» **Dataset records**:
• • • • •
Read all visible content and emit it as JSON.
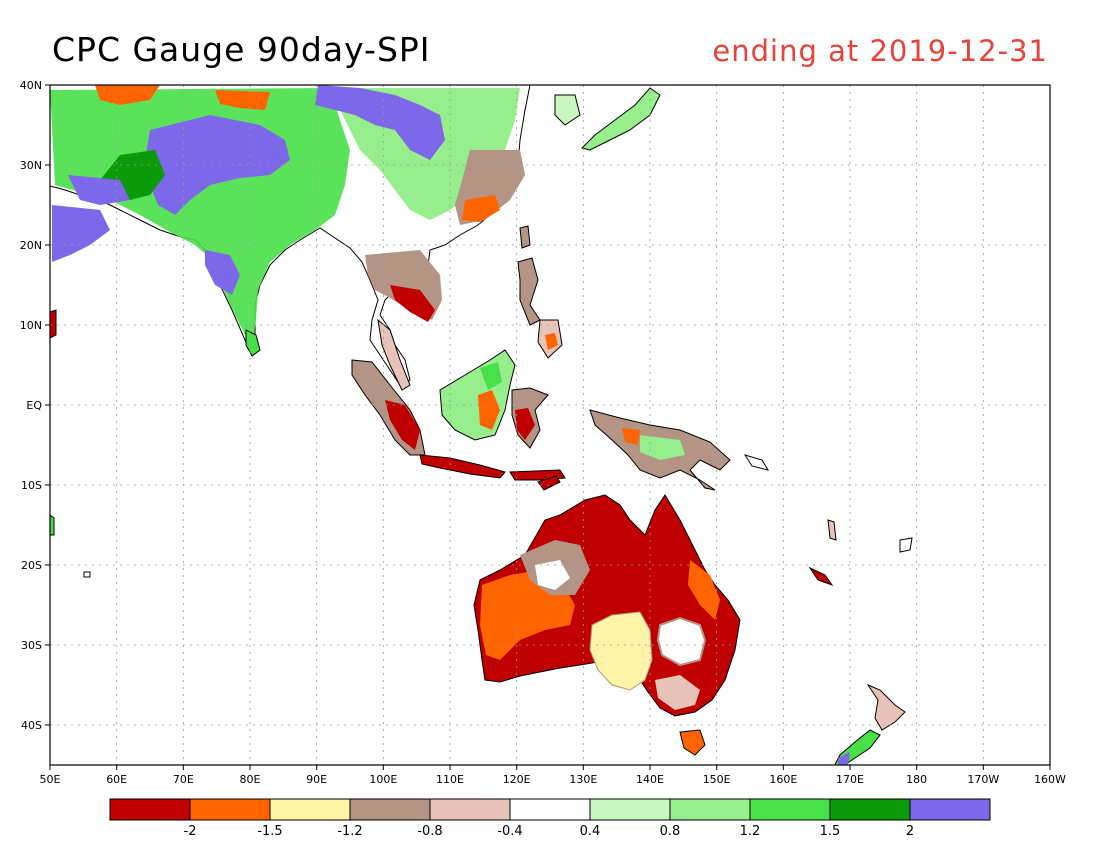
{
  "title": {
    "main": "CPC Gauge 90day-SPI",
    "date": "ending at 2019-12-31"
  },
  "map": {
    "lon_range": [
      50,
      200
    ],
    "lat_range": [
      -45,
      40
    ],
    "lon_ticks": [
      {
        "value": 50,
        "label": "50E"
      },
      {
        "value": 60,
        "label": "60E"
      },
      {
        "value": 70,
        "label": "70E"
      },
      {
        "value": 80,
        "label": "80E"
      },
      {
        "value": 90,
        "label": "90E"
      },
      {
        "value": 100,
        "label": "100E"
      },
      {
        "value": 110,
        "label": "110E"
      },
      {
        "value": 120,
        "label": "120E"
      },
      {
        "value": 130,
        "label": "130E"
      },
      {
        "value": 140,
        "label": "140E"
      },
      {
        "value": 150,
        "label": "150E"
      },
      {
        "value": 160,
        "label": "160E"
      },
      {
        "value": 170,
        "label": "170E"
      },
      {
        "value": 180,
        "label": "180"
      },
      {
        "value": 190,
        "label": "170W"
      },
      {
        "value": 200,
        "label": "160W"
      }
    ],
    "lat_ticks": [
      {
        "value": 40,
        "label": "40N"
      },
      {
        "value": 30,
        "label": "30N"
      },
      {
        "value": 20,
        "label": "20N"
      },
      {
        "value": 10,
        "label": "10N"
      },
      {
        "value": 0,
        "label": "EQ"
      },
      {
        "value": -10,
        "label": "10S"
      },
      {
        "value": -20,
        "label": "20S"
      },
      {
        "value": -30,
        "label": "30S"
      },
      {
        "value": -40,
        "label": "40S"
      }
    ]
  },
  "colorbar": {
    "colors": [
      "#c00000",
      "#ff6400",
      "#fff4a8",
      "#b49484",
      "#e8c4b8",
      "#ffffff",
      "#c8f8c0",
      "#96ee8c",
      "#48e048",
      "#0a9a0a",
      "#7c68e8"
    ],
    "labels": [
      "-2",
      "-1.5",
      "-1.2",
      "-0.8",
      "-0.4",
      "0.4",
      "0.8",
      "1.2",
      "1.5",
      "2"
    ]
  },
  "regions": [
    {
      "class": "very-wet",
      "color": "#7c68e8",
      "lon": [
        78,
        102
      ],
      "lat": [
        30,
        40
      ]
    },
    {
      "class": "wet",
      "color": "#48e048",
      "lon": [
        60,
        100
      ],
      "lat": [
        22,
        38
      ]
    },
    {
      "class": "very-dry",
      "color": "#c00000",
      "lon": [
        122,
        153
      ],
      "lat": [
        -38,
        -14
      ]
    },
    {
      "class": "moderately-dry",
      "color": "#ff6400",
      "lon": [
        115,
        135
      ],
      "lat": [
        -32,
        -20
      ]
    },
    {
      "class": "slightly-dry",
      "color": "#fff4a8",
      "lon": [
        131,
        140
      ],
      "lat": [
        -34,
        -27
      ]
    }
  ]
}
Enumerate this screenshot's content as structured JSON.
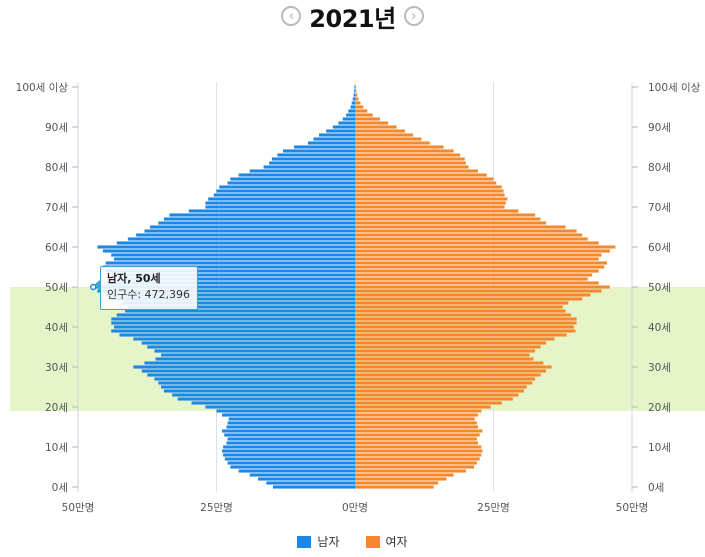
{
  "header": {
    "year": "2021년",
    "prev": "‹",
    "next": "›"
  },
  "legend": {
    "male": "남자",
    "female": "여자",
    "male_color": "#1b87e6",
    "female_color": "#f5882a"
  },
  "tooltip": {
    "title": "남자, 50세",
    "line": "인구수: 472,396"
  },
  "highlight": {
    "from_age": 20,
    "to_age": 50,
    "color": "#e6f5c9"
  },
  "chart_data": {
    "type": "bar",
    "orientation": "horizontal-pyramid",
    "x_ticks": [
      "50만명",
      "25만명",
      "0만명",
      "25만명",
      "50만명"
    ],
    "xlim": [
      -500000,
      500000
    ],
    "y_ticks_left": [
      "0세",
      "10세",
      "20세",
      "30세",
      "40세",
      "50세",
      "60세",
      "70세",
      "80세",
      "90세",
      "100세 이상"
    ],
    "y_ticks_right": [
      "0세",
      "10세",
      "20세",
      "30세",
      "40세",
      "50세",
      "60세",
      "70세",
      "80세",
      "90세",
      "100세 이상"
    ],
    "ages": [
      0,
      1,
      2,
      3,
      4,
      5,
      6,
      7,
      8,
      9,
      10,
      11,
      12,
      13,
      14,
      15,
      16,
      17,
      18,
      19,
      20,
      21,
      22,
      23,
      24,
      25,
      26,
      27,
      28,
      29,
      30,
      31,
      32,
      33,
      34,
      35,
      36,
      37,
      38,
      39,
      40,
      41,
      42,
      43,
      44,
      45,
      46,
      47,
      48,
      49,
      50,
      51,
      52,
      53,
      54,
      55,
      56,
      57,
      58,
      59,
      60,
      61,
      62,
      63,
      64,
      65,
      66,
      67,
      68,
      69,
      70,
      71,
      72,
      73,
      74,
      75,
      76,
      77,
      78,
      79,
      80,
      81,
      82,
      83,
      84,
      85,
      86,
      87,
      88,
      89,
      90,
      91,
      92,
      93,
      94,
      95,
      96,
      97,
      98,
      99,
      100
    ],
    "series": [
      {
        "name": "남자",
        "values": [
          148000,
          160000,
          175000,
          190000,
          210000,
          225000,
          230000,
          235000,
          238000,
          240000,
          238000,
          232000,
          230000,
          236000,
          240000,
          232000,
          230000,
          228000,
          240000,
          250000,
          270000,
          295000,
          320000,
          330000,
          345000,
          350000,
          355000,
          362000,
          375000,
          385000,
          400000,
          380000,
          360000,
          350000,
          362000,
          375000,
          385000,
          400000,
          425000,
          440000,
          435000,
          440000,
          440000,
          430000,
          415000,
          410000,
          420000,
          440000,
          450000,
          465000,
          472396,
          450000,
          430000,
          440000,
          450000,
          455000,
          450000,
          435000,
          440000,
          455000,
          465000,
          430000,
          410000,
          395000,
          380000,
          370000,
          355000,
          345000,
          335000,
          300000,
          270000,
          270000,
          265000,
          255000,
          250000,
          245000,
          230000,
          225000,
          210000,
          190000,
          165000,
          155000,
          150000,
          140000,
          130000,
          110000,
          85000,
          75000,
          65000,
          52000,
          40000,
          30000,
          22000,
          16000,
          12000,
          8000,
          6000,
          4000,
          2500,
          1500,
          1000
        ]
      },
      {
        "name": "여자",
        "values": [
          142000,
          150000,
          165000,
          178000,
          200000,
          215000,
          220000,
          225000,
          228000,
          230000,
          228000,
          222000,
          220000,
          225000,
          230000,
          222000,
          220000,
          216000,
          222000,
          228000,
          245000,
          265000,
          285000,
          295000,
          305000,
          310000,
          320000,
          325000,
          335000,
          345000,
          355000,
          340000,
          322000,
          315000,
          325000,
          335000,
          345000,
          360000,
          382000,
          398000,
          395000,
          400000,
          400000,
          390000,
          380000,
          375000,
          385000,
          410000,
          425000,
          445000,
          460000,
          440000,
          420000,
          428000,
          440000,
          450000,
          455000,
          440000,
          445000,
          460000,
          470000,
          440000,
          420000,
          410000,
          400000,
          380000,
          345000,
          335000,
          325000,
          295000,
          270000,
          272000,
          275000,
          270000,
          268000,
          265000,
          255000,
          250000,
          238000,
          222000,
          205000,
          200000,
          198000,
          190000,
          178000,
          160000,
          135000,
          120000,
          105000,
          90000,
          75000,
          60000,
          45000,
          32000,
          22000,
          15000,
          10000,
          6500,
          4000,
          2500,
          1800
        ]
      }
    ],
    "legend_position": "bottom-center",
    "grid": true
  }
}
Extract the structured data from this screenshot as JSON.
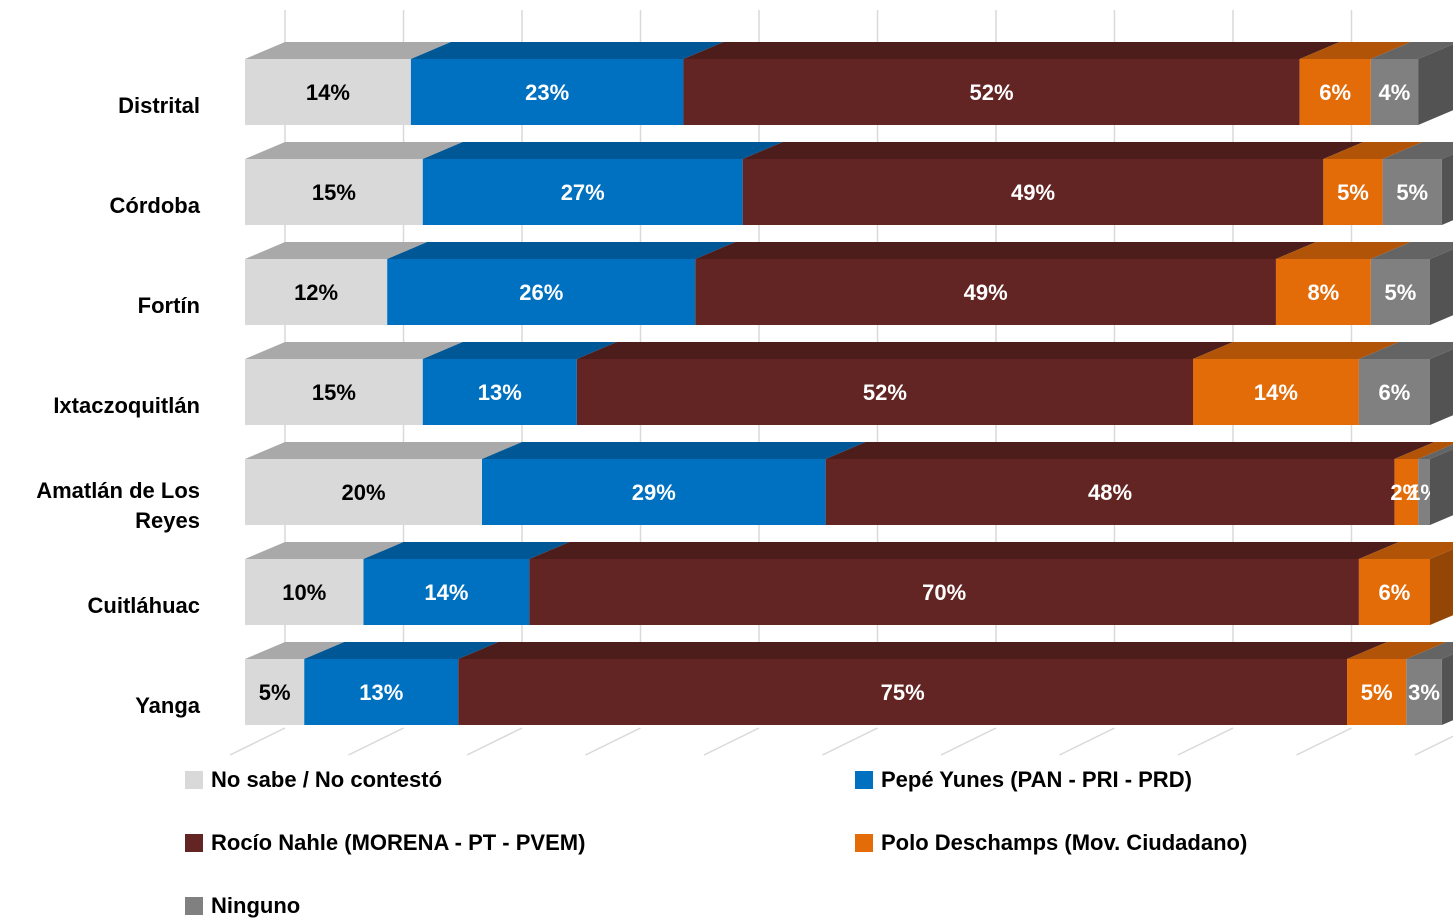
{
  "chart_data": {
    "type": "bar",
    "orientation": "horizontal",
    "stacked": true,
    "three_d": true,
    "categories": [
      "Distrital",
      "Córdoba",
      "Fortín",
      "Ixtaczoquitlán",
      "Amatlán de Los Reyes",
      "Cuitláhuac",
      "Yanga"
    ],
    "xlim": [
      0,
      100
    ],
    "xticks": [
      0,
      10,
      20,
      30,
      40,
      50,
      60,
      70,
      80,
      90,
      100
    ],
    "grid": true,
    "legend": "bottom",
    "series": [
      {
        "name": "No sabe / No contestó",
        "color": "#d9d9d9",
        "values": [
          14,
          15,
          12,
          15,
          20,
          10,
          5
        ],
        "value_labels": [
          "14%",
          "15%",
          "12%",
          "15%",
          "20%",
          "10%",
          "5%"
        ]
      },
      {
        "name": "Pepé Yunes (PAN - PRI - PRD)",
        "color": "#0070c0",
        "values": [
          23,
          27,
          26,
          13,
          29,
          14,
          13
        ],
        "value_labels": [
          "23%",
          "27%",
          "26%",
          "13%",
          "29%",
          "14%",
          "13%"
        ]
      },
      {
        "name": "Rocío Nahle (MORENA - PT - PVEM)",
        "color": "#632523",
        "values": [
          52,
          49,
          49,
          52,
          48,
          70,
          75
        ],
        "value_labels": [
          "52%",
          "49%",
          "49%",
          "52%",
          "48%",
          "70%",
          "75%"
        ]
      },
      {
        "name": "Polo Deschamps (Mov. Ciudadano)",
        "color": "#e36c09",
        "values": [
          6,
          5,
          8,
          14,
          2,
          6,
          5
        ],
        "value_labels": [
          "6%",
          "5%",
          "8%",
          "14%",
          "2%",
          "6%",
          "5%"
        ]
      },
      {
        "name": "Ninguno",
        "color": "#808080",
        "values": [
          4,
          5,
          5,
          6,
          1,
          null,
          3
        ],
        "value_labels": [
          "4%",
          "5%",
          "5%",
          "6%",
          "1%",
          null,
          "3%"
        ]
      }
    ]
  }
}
• • • • •
» **Your task**: From the entries, report each line that includes the word "name".

» **Complete output**:
        "name": "남자",
        "name": "여자",
        "name": "No sabe / No contestó",
        "name": "Pepé Yunes (PAN - PRI - PRD)",
        "name": "Rocío Nahle (MORENA - PT - PVEM)",
        "name": "Polo Deschamps (Mov. Ciudadano)",
        "name": "Ninguno",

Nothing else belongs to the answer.